#### [Task set]
A. List every thing the writer of the reflection on happiness and sadness says they thank God for.
B. Write the next part of the reflection on happiness and sadness, picking up right after its final sentence.

#### [Source document]

-- START --

Happiness and sadness are not two entities. In fact, they go hand in hand. I believe that no one can feel happy if they don’t have those down moments in life.
Throughout the course I have not been penning (typing, because we have advanced to modern age) down my thoughts, I have been thinking. And I realize that happiness isn’t that day when everything is going ever so smoothly and you cruise through the entire day without conflict with others, without conflict with self or without experiencing an unfortunate event. (Of course those rare days when we breeze through the entire day are nice to have)
Rather, happiness is a little balance beam of our mindsets, where we balance the positive and negative outlooks we have in life. I personally feel that I am slightly neurotic, and tend to place many more marbles on the negativity end of the beam, but I am learning. I admit that it is definitely is easier said than done, though. It’s easy to say when I have much fewer stressors in my life currently, thus circumstances are looking brighter for me.
Even though life has its blemishes, I still thank God because I am eternally grateful for Him giving me good health, seeing me through this academic year though I have been such an emotional wreck, an imperfect yet lovely family to cherish, a highly stressful yet great education system to be in, few yet very close and reliable friends, high stressful yet great opportunities, the list just goes on.

-- END --

Records from a collection
-- START --

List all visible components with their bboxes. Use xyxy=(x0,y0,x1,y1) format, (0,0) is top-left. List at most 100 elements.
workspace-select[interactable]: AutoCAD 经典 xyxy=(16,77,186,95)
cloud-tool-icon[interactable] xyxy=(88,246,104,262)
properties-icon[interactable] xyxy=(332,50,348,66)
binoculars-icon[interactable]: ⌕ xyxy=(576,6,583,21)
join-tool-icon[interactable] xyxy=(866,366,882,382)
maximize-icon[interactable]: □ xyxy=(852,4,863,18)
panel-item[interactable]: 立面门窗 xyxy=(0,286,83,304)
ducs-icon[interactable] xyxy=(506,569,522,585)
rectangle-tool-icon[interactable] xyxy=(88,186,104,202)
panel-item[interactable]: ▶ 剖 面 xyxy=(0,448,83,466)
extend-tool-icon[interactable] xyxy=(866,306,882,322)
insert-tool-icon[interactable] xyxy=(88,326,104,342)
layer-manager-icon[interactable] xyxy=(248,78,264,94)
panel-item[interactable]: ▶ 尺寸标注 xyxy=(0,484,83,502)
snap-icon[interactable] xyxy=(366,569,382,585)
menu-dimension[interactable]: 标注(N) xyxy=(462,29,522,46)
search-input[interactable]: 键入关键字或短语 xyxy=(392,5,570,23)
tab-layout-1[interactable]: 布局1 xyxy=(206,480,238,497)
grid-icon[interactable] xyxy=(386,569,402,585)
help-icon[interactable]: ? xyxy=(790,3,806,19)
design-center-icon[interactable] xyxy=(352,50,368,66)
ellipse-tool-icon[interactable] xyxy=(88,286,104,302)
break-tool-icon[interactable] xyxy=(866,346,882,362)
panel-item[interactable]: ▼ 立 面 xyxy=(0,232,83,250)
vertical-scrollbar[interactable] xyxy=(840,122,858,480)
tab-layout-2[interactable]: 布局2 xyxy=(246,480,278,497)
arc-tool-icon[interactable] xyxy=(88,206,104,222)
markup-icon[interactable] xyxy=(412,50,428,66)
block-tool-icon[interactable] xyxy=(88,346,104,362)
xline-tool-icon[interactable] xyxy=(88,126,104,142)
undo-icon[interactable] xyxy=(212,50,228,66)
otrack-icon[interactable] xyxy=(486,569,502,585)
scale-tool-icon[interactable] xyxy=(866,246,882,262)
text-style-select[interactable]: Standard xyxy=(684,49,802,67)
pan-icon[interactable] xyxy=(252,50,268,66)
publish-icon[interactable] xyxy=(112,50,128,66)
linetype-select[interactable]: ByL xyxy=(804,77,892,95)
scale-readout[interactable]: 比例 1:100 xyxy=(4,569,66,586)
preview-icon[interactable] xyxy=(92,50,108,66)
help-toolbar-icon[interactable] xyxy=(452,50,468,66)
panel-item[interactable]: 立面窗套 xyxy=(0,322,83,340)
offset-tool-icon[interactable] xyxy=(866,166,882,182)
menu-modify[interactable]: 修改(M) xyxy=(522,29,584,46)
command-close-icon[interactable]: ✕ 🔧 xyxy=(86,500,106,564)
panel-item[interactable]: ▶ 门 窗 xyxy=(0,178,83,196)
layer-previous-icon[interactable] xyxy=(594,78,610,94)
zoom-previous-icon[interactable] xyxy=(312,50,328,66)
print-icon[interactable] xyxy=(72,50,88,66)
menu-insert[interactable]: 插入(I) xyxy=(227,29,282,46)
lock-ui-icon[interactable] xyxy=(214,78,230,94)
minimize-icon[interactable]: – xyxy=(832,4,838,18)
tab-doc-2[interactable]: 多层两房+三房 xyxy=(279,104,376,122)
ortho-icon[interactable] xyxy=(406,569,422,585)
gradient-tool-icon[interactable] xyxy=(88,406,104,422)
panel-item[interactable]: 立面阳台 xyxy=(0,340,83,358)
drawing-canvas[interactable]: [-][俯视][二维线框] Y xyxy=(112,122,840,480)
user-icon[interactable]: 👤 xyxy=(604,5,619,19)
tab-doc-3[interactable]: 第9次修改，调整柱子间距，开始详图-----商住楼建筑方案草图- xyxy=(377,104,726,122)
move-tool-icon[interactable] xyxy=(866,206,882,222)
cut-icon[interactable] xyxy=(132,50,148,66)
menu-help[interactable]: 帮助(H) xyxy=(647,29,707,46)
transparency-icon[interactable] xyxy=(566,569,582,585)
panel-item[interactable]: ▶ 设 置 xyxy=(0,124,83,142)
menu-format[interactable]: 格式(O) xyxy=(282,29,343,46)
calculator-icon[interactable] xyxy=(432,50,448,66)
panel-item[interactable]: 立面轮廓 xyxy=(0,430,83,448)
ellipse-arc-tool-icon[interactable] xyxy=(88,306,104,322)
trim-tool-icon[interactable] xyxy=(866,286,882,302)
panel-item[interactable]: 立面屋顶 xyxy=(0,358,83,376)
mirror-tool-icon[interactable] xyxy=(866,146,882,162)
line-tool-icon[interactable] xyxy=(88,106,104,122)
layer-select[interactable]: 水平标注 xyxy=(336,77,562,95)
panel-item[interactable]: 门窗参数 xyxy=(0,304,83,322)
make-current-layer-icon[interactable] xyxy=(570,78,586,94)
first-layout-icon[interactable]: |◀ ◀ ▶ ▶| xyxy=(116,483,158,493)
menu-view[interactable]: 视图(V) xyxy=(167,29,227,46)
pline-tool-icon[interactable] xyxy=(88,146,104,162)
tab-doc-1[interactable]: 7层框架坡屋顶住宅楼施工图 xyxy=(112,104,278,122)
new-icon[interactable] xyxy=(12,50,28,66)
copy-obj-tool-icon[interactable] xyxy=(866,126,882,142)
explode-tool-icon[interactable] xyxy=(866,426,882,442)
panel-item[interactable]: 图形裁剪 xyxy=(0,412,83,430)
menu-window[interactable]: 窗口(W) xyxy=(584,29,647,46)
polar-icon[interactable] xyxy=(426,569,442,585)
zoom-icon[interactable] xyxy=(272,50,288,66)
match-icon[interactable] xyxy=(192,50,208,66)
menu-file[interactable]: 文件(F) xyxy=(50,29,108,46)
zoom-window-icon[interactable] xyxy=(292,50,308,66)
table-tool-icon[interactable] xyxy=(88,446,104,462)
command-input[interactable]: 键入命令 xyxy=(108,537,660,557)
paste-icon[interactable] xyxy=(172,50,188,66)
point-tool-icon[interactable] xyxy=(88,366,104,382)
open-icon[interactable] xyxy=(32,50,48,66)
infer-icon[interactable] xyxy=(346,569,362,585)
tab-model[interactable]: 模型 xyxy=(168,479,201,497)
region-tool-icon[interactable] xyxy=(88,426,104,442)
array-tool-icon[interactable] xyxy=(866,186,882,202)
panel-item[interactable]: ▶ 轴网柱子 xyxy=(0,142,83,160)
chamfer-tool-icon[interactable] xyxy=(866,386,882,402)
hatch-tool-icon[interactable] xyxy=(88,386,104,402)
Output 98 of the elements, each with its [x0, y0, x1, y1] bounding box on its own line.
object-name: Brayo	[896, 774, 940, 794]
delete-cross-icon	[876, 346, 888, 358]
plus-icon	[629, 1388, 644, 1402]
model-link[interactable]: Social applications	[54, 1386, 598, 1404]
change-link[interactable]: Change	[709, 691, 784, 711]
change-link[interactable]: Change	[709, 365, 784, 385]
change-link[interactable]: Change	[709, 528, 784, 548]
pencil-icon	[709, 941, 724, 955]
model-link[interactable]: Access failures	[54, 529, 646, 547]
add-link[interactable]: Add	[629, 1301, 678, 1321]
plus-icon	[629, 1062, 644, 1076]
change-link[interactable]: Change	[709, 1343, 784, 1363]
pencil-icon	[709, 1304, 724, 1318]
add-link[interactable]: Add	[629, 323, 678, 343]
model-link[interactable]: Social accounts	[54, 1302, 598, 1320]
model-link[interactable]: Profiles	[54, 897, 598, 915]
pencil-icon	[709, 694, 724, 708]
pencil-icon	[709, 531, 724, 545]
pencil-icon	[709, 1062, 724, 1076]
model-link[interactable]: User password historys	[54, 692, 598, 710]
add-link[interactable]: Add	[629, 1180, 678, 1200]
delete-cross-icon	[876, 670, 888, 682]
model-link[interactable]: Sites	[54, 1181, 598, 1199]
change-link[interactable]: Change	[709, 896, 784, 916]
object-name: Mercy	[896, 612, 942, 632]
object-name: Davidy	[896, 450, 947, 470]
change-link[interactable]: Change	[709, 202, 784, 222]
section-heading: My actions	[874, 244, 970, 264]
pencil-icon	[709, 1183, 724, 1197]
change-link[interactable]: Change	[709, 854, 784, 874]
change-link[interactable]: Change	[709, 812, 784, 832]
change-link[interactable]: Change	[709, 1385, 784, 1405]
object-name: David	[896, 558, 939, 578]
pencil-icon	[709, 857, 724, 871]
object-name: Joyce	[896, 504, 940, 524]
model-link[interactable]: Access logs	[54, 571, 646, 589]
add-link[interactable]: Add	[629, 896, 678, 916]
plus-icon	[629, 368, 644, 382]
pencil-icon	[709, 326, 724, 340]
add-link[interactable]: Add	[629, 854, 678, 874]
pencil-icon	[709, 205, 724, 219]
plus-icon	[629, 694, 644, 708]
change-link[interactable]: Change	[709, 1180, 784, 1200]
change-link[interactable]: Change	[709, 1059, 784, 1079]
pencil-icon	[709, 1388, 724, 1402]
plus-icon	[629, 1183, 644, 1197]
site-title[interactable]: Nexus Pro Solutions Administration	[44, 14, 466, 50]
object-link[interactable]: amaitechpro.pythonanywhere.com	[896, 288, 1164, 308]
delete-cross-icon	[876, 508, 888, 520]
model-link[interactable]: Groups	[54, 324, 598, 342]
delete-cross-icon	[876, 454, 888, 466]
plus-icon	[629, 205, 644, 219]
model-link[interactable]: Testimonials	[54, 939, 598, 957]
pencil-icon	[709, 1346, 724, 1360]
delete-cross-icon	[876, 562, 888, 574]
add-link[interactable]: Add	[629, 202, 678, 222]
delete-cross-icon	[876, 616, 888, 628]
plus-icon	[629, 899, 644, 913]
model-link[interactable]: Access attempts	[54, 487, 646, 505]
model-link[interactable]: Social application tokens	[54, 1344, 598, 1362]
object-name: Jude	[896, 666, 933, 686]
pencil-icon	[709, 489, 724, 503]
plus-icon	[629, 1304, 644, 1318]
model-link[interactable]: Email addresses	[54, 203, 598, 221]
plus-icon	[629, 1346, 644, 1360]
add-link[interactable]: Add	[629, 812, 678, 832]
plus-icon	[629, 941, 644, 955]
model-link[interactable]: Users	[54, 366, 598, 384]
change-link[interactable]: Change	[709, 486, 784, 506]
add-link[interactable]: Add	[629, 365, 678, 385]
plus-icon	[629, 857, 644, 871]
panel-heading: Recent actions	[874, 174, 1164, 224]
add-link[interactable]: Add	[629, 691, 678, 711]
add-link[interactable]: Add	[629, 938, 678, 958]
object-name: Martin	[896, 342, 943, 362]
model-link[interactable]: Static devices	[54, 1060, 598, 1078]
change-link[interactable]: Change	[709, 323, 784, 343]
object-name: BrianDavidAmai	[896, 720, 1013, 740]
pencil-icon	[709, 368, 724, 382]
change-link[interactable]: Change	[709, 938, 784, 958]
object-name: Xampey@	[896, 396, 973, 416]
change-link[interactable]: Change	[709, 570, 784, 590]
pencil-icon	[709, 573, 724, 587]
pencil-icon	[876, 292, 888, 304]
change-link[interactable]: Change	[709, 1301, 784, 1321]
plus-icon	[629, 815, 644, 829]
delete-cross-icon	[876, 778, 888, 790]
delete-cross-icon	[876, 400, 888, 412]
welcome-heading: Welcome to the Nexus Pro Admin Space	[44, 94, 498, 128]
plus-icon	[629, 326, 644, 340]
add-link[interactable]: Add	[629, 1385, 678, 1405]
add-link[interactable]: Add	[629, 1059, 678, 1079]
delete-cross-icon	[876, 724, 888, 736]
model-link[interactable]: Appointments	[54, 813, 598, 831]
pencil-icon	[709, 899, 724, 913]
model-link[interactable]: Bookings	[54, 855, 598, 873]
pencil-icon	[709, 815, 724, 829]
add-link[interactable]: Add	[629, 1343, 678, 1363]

-- END --

#### [Outputs by task]
A.
- good health
- seeing the writer through this academic year
- an imperfect yet lovely family to cherish
- a highly stressful yet great education system to be in
- few yet very close and reliable friends
- high stressful yet great opportunities

B.
I have so many things to be thankful for. Yes, I may not go to Havard in the end. I may not draw an income of 10,000 bucks a month. I may not have a shapely body, a doll-like face. I may not have the greatest family. I may not have the best grades.
But I have a good education, I am leading a comfortable life and will continue to do so, because I know God will never forsake me. I know I have inner beauty even though I may not look exactly aesthetically appealing. I know I am loved and I know that the best gift my mom could have ever given me is my sister. I know I have okay grades and I know I have God to see me through each academic year even though my self esteem is hiding under the rocks. I know I have talents, though they may not be the most prominent. I can speak, I have empathy, I am determined, I can write (just a little). I think these are strengths that ought to be celebrated.
Hence, I have decided that happiness is determined by:
1) Balancing the little balance beam in our minds by striking a balance between the positive and negative outlook in life (I don’t believe in absolute positivity or absolute negativity because it would be easy to swing into a bipolar scale)
2) Being grateful and giving thanks.
3) Remember that even if you don’t have it all, know that you have enough. (inspired by C!!)
4) Remembering that if everything in life feels like it is crumbling apart, know that “this too shall pass”.
Okay that’s all and I am feeling inspired to go to church this Sunday very much.
And a little challenge for me this week is to be a little kinder than I feel, because some people have been getting on my nerves recently, and I think that I need to show them kindness in order to have peace myself, and so I shall! :-)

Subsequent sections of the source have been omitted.